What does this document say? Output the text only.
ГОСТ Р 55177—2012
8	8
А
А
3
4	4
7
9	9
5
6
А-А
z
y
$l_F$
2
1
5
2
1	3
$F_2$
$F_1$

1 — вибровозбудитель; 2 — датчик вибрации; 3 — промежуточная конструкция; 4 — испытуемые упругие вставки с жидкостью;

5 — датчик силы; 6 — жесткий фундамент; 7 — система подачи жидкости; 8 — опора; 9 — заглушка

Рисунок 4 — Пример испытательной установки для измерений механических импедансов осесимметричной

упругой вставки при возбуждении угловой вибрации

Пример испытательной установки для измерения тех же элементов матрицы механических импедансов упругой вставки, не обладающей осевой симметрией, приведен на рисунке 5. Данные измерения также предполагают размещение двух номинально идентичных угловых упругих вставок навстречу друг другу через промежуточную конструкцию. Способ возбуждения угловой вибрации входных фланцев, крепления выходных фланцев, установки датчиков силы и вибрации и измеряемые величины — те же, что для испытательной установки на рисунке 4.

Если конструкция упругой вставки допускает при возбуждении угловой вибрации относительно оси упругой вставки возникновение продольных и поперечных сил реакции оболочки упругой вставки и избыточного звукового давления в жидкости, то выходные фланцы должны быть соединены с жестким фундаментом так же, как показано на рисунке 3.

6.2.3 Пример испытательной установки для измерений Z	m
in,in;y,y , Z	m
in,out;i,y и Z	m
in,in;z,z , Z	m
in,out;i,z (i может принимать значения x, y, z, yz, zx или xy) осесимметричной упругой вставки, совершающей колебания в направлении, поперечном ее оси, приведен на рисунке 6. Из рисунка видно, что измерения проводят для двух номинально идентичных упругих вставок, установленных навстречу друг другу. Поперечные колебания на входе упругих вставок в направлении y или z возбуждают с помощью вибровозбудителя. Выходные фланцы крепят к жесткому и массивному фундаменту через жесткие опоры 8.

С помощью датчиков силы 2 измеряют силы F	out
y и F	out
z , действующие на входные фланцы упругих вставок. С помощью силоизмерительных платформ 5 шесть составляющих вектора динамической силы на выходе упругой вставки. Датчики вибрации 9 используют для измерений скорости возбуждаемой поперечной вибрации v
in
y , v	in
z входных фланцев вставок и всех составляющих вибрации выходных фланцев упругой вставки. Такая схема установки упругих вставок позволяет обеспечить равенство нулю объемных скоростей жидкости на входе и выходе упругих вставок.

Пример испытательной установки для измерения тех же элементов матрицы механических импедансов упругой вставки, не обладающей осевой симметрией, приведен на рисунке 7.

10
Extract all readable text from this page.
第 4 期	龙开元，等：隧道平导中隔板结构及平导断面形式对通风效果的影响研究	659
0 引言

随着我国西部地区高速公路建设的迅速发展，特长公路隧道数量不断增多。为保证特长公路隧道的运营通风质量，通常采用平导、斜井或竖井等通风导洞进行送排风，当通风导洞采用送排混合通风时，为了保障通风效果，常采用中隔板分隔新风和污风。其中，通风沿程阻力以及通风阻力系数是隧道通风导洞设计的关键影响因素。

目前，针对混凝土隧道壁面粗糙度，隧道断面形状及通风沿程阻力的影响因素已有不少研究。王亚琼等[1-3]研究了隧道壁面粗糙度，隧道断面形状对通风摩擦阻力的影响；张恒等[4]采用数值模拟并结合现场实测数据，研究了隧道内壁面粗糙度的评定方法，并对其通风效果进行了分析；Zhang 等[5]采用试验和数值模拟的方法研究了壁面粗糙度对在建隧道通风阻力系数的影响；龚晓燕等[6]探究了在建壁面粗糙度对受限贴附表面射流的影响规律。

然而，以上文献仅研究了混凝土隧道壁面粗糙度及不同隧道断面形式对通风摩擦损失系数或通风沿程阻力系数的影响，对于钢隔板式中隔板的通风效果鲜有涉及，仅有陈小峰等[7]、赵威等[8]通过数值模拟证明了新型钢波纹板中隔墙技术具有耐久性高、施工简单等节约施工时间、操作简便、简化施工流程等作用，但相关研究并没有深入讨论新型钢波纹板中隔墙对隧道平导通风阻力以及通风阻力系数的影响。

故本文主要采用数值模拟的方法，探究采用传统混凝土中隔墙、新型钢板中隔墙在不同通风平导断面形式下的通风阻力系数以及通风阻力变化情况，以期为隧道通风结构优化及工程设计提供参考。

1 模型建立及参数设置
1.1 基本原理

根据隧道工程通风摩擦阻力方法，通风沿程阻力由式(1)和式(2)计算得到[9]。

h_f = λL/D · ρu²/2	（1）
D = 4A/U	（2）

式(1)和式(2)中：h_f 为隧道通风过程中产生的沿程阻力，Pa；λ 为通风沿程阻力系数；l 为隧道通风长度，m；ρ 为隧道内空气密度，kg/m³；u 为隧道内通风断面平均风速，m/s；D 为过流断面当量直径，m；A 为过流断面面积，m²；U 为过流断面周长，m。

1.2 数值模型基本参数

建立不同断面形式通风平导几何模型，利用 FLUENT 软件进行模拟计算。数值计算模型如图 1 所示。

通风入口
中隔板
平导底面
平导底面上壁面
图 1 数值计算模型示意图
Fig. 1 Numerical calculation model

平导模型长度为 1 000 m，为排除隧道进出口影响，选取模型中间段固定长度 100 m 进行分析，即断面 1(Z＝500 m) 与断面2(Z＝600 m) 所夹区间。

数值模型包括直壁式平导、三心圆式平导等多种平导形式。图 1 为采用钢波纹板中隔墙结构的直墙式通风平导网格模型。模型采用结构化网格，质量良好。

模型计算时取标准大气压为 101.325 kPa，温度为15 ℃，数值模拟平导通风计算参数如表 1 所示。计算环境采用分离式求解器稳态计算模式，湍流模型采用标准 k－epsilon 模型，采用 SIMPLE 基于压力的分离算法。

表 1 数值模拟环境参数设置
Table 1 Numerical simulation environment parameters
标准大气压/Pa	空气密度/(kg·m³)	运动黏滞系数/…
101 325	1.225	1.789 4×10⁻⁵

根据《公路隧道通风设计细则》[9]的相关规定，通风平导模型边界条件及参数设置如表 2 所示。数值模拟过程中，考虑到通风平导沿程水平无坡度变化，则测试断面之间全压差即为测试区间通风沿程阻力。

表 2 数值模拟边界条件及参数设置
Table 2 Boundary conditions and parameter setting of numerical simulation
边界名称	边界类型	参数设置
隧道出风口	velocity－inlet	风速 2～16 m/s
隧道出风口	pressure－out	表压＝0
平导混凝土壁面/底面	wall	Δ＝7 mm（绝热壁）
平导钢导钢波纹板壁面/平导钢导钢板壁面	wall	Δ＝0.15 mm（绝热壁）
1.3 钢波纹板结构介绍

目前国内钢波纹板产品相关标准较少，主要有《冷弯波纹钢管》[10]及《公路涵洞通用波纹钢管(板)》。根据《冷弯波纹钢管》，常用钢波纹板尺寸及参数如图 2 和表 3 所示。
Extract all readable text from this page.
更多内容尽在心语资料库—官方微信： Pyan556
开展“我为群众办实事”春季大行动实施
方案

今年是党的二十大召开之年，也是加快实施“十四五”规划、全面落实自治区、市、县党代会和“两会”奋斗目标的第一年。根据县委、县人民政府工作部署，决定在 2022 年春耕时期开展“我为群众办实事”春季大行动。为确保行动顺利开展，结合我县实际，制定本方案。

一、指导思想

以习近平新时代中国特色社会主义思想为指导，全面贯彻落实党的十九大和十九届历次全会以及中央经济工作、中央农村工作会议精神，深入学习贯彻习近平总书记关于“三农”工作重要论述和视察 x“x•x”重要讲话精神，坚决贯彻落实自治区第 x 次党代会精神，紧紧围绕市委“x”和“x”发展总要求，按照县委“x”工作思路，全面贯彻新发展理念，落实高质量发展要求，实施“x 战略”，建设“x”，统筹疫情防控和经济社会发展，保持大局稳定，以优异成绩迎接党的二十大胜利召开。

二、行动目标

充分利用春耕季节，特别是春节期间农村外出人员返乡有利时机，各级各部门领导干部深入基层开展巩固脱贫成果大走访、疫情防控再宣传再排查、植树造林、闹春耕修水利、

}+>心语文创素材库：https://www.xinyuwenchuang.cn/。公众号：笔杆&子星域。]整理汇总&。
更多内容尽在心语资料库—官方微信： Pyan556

# [Exercise task]
For each line in the data above that contains the string "隧道出风口", extract the line.

# [Worked answer]
隧道出风口	velocity－inlet	风速 2～16 m/s
隧道出风口	pressure－out	表压＝0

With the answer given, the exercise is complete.